» **Problem to work on**
The records below should be written out again, exactly.

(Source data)
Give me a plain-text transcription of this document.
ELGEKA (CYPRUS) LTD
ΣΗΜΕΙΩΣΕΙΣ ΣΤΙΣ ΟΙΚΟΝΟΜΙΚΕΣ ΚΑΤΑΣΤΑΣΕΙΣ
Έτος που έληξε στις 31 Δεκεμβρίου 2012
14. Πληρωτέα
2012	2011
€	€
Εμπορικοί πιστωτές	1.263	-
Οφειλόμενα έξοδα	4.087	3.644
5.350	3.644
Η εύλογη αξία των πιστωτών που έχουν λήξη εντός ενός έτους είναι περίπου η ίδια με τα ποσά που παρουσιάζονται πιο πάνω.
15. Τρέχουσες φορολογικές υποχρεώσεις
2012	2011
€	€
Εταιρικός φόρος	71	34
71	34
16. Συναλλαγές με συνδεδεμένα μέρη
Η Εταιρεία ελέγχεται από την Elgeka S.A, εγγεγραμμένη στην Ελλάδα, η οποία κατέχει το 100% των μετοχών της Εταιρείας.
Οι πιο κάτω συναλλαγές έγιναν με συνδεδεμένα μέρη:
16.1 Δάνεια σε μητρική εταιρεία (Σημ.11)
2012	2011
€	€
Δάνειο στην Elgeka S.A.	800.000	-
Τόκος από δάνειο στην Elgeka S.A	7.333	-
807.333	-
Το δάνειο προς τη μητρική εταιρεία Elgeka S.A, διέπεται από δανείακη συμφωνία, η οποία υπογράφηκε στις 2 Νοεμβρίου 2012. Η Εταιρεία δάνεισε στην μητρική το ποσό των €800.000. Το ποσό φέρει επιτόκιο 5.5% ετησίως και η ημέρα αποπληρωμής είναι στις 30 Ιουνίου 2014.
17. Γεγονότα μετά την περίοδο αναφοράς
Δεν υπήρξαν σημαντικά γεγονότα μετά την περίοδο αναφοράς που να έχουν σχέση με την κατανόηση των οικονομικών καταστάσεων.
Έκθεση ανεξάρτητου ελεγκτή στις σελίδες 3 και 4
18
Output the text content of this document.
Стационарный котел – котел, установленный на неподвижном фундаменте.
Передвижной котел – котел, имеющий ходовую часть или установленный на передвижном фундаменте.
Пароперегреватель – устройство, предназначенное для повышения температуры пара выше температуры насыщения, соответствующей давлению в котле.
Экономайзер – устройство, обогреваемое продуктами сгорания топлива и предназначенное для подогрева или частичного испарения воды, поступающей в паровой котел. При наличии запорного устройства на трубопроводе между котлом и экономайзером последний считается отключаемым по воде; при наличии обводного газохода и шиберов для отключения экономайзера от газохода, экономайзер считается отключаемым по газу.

» **Written answer**
Give me a plain-text transcription of this document.
ELGEKA (CYPRUS) LTD
ΣΗΜΕΙΩΣΕΙΣ ΣΤΙΣ ΟΙΚΟΝΟΜΙΚΕΣ ΚΑΤΑΣΤΑΣΕΙΣ
Έτος που έληξε στις 31 Δεκεμβρίου 2012
14. Πληρωτέα
2012	2011
€	€
Εμπορικοί πιστωτές	1.263	-
Οφειλόμενα έξοδα	4.087	3.644
5.350	3.644
Η εύλογη αξία των πιστωτών που έχουν λήξη εντός ενός έτους είναι περίπου η ίδια με τα ποσά που παρουσιάζονται πιο πάνω.
15. Τρέχουσες φορολογικές υποχρεώσεις
2012	2011
€	€
Εταιρικός φόρος	71	34
71	34
16. Συναλλαγές με συνδεδεμένα μέρη
Η Εταιρεία ελέγχεται από την Elgeka S.A, εγγεγραμμένη στην Ελλάδα, η οποία κατέχει το 100% των μετοχών της Εταιρείας.
Οι πιο κάτω συναλλαγές έγιναν με συνδεδεμένα μέρη:
16.1 Δάνεια σε μητρική εταιρεία (Σημ.11)
2012	2011
€	€
Δάνειο στην Elgeka S.A.	800.000	-
Τόκος από δάνειο στην Elgeka S.A	7.333	-
807.333	-
Το δάνειο προς τη μητρική εταιρεία Elgeka S.A, διέπεται από δανείακη συμφωνία, η οποία υπογράφηκε στις 2 Νοεμβρίου 2012. Η Εταιρεία δάνεισε στην μητρική το ποσό των €800.000. Το ποσό φέρει επιτόκιο 5.5% ετησίως και η ημέρα αποπληρωμής είναι στις 30 Ιουνίου 2014.
17. Γεγονότα μετά την περίοδο αναφοράς
Δεν υπήρξαν σημαντικά γεγονότα μετά την περίοδο αναφοράς που να έχουν σχέση με την κατανόηση των οικονομικών καταστάσεων.
Έκθεση ανεξάρτητου ελεγκτή στις σελίδες 3 και 4
18
Output the text content of this document.
Стационарный котел – котел, установленный на неподвижном фундаменте.
Передвижной котел – котел, имеющий ходовую часть или установленный на передвижном фундаменте.
Пароперегреватель – устройство, предназначенное для повышения температуры пара выше температуры насыщения, соответствующей давлению в котле.
Экономайзер – устройство, обогреваемое продуктами сгорания топлива и предназначенное для подогрева или частичного испарения воды, поступающей в паровой котел. При наличии запорного устройства на трубопроводе между котлом и экономайзером последний считается отключаемым по воде; при наличии обводного газохода и шиберов для отключения экономайзера от газохода, экономайзер считается отключаемым по газу.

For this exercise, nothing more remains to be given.